_PAGE EXTRACT_
-*-*-

Vanderpump Rules' Lala Kent Reveals Alcoholism Battle

By Kelly Burch 03/20/19

The sober reality star took to Instagram to reveal that she is battling alcoholism and is "now a friend of Bill W."

Lala Kent of Vanderpump Rules
Photo via Instagram

Vanderpump Rules star Lala Kent has a problem, and for the first time she is admitting it publicly. Kent, 29, shared on Instagram that she is seeking help for alcoholism by joining a 12-step fellowship. 

“Five months ago, I came to the realization that I am an alcoholic, and I am now a friend of Bill W., which you will never know how much this program means to me [and] has given me new life,” Kent said in a temporary Instagram post, according to People

The reality TV star went on, “I always say if you don’t have to be sober, I wouldn’t recommend it, but me—as someone who does need to be sober—being in my right frame of mind every single day is truly incredible. When I’m having the roughest day that I could possibly have, I—for once in a very, very long time—see the light at the end of the tunnel. I know that tomorrow I’m gonna be okay.”

-*-*-

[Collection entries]
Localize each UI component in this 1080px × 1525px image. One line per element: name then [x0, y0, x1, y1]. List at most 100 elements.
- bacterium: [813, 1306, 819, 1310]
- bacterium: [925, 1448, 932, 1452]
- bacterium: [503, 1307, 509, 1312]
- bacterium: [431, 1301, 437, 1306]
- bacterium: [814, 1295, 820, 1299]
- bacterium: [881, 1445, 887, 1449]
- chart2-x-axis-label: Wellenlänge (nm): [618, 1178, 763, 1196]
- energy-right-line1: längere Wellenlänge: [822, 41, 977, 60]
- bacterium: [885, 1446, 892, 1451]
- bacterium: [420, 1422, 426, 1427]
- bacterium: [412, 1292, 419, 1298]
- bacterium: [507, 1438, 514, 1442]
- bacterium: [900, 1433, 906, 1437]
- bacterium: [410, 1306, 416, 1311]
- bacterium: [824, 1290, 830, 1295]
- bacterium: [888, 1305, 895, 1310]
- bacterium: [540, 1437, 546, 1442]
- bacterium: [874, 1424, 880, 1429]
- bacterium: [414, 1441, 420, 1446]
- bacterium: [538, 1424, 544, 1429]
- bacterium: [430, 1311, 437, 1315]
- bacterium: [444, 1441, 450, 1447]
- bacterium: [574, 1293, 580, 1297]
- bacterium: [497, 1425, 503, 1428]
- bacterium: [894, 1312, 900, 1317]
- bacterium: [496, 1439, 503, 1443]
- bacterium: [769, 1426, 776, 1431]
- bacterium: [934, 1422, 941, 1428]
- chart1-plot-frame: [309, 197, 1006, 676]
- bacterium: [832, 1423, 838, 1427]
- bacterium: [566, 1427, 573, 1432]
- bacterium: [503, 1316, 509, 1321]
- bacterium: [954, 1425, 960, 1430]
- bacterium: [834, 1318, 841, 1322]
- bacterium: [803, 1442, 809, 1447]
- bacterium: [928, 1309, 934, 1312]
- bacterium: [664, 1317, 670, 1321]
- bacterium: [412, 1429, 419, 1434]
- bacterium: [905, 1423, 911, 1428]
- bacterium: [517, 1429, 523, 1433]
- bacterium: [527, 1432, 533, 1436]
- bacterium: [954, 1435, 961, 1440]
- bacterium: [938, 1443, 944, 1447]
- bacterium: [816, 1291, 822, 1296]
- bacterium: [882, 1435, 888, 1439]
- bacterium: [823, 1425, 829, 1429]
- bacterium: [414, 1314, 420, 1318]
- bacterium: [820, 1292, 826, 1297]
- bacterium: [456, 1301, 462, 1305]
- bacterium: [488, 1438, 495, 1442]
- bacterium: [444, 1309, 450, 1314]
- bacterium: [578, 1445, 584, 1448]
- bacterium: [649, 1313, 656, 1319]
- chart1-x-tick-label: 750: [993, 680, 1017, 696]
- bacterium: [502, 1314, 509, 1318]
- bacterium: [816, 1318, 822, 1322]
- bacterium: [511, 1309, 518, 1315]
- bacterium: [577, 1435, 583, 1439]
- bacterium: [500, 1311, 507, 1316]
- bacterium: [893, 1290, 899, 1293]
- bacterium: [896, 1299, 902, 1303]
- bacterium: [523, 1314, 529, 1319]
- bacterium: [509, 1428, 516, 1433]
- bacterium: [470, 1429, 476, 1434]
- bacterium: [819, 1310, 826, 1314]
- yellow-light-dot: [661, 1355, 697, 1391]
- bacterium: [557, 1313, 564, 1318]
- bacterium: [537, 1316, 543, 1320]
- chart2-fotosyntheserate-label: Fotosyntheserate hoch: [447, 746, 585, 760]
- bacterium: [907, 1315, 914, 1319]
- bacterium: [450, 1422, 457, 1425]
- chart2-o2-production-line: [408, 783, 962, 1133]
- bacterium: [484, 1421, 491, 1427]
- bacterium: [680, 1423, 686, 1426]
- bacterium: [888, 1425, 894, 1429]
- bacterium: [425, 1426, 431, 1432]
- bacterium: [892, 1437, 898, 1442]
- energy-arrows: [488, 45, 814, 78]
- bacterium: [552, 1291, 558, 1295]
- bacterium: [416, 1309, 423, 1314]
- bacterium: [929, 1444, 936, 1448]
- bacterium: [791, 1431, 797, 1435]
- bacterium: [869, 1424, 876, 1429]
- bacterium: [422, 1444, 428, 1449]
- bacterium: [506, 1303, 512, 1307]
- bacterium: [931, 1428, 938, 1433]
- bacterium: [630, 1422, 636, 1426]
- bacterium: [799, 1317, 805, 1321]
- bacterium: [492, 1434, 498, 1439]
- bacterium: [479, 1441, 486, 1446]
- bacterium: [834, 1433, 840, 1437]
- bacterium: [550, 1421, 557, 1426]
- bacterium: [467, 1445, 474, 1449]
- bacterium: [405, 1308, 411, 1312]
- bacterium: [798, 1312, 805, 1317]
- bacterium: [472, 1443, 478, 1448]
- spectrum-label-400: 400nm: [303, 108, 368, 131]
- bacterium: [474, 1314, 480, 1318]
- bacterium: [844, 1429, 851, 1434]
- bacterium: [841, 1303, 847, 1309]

-*-*-

_WORK INSTRUCTION A_
According to the article about Lala Kent, how old is Kent?
_WORK INSTRUCTION B_
Carry the article about Lala Kent forward from the point where it stops.
The listing is separate material and has no connection to the article about Lala Kent.

_EXERCISE ANSWER A_
She is 29.

_EXERCISE ANSWER B_
Three months ago, Kent announced that she was 50 days sober. 

“We’re just kind of taking a different turn with our life,” she told People in December. At the time, she explained that she and her fiancé, Randall Emmett, had made a pact to help each other stay sober. In just 50 days, Kent had already seen the positive effects of sobriety on her life. 

“I have been open about suffering from anxiety, and [I'm] not saying that I don’t anymore, but it has gone down tremendously since I gave up drinking,” she said at the time. “I don’t smoke weed anymore. I’m a clean baby, and I feel like I glow a little bit… I’m ready to be a healthy person.”

Kent said that her drinking was beginning to feel out of control after her father, Kent Burningham, passed away last April. 

“I’m thinking a lot about my dad today—not different from any other day—and I just feel very, very blessed that I think back on my time that I had with him and there’s no regrets,” Kent said in her recent post.

“I’m so grateful that I have this program and that I can mourn him. The program has allowed me to sit down and remember my dad in a clear frame of mind, and remember what he brought to my life, what he meant to me, what he taught me.”